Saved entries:
************
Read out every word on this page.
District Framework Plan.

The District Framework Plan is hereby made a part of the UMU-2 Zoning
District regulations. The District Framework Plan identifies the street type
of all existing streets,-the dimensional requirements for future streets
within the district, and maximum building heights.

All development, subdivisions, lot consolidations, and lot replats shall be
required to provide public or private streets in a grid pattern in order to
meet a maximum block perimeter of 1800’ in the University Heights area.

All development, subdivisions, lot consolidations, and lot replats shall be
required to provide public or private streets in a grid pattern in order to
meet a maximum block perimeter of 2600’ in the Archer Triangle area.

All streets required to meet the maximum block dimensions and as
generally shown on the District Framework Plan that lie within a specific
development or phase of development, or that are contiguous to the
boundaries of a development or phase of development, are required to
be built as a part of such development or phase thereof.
************
#### [Task description]
Repeat the listing exactly, from its first line to its last.

#### [The response]
Read out every word on this page.
District Framework Plan.

The District Framework Plan is hereby made a part of the UMU-2 Zoning
District regulations. The District Framework Plan identifies the street type
of all existing streets,-the dimensional requirements for future streets
within the district, and maximum building heights.

All development, subdivisions, lot consolidations, and lot replats shall be
required to provide public or private streets in a grid pattern in order to
meet a maximum block perimeter of 1800’ in the University Heights area.

All development, subdivisions, lot consolidations, and lot replats shall be
required to provide public or private streets in a grid pattern in order to
meet a maximum block perimeter of 2600’ in the Archer Triangle area.

All streets required to meet the maximum block dimensions and as
generally shown on the District Framework Plan that lie within a specific
development or phase of development, or that are contiguous to the
boundaries of a development or phase of development, are required to
be built as a part of such development or phase thereof.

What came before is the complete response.